(MATERIAL FOR THE TASK):
• • • •
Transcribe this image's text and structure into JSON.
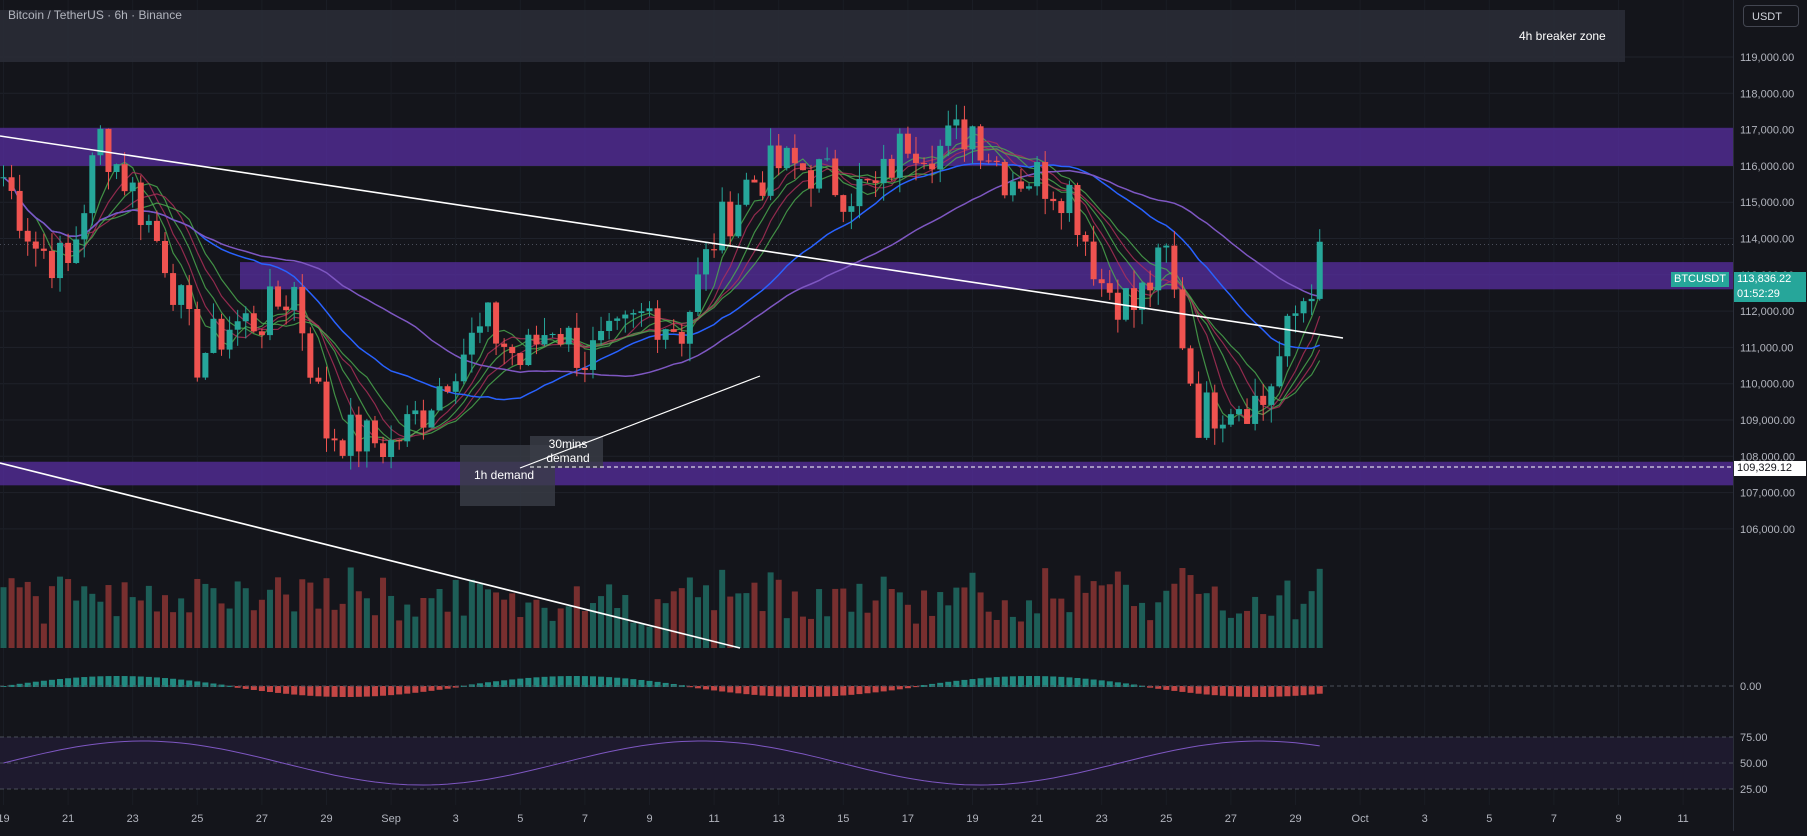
{
  "header": {
    "title": "Bitcoin / TetherUS · 6h · Binance",
    "currency": "USDT"
  },
  "zones": {
    "breaker_label": "4h breaker zone",
    "demand_1h_label": "1h demand",
    "demand_30m_label": "30mins demand"
  },
  "price_tags": {
    "symbol": "BTCUSDT",
    "last_price": "113,836.22",
    "countdown": "01:52:29",
    "level_price": "109,329.12"
  },
  "colors": {
    "bull": "#26a69a",
    "bear": "#ef5350",
    "background": "#14151b",
    "zone": "#5b2fa8",
    "ma_blue": "#2962ff",
    "ma_purple": "#7e57c2"
  },
  "chart_data": {
    "type": "candlestick",
    "symbol": "BTCUSDT",
    "interval": "6h",
    "ylim": [
      105000,
      120000
    ],
    "y_ticks": [
      "119,000.00",
      "118,000.00",
      "117,000.00",
      "116,000.00",
      "115,000.00",
      "114,000.00",
      "113,000.00",
      "112,000.00",
      "111,000.00",
      "110,000.00",
      "109,000.00",
      "108,000.00",
      "107,000.00",
      "106,000.00"
    ],
    "x_ticks": [
      "19",
      "21",
      "23",
      "25",
      "27",
      "29",
      "Sep",
      "3",
      "5",
      "7",
      "9",
      "11",
      "13",
      "15",
      "17",
      "19",
      "21",
      "23",
      "25",
      "27",
      "29",
      "Oct",
      "3",
      "5",
      "7",
      "9",
      "11"
    ],
    "close_path": [
      {
        "date": "2025-08-19",
        "close": 115700
      },
      {
        "date": "2025-08-20",
        "close": 113800
      },
      {
        "date": "2025-08-21",
        "close": 113200
      },
      {
        "date": "2025-08-22",
        "close": 116800
      },
      {
        "date": "2025-08-23",
        "close": 115300
      },
      {
        "date": "2025-08-24",
        "close": 113500
      },
      {
        "date": "2025-08-25",
        "close": 110700
      },
      {
        "date": "2025-08-26",
        "close": 111600
      },
      {
        "date": "2025-08-27",
        "close": 111800
      },
      {
        "date": "2025-08-28",
        "close": 112600
      },
      {
        "date": "2025-08-29",
        "close": 108700
      },
      {
        "date": "2025-08-30",
        "close": 108500
      },
      {
        "date": "2025-08-31",
        "close": 108300
      },
      {
        "date": "2025-09-01",
        "close": 109300
      },
      {
        "date": "2025-09-02",
        "close": 110700
      },
      {
        "date": "2025-09-03",
        "close": 111600
      },
      {
        "date": "2025-09-04",
        "close": 110600
      },
      {
        "date": "2025-09-05",
        "close": 111700
      },
      {
        "date": "2025-09-06",
        "close": 110700
      },
      {
        "date": "2025-09-07",
        "close": 111200
      },
      {
        "date": "2025-09-08",
        "close": 112000
      },
      {
        "date": "2025-09-09",
        "close": 111500
      },
      {
        "date": "2025-09-10",
        "close": 114000
      },
      {
        "date": "2025-09-11",
        "close": 115500
      },
      {
        "date": "2025-09-12",
        "close": 116000
      },
      {
        "date": "2025-09-13",
        "close": 115900
      },
      {
        "date": "2025-09-14",
        "close": 115400
      },
      {
        "date": "2025-09-15",
        "close": 115300
      },
      {
        "date": "2025-09-16",
        "close": 116800
      },
      {
        "date": "2025-09-17",
        "close": 116500
      },
      {
        "date": "2025-09-18",
        "close": 117100
      },
      {
        "date": "2025-09-19",
        "close": 115800
      },
      {
        "date": "2025-09-20",
        "close": 115700
      },
      {
        "date": "2025-09-21",
        "close": 115300
      },
      {
        "date": "2025-09-22",
        "close": 112800
      },
      {
        "date": "2025-09-23",
        "close": 112100
      },
      {
        "date": "2025-09-24",
        "close": 113500
      },
      {
        "date": "2025-09-25",
        "close": 109100
      },
      {
        "date": "2025-09-26",
        "close": 109600
      },
      {
        "date": "2025-09-27",
        "close": 109500
      },
      {
        "date": "2025-09-28",
        "close": 111900
      },
      {
        "date": "2025-09-29",
        "close": 113836
      }
    ],
    "macd_zero_label": "0.00",
    "rsi_ticks": [
      "75.00",
      "50.00",
      "25.00"
    ]
  }
}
• • • •
(PROBLEM REQUIREMENTS):
Report how many lines of the records above contain the word "demand", and give only that number.

(RESULT OF THE EXERCISE):
2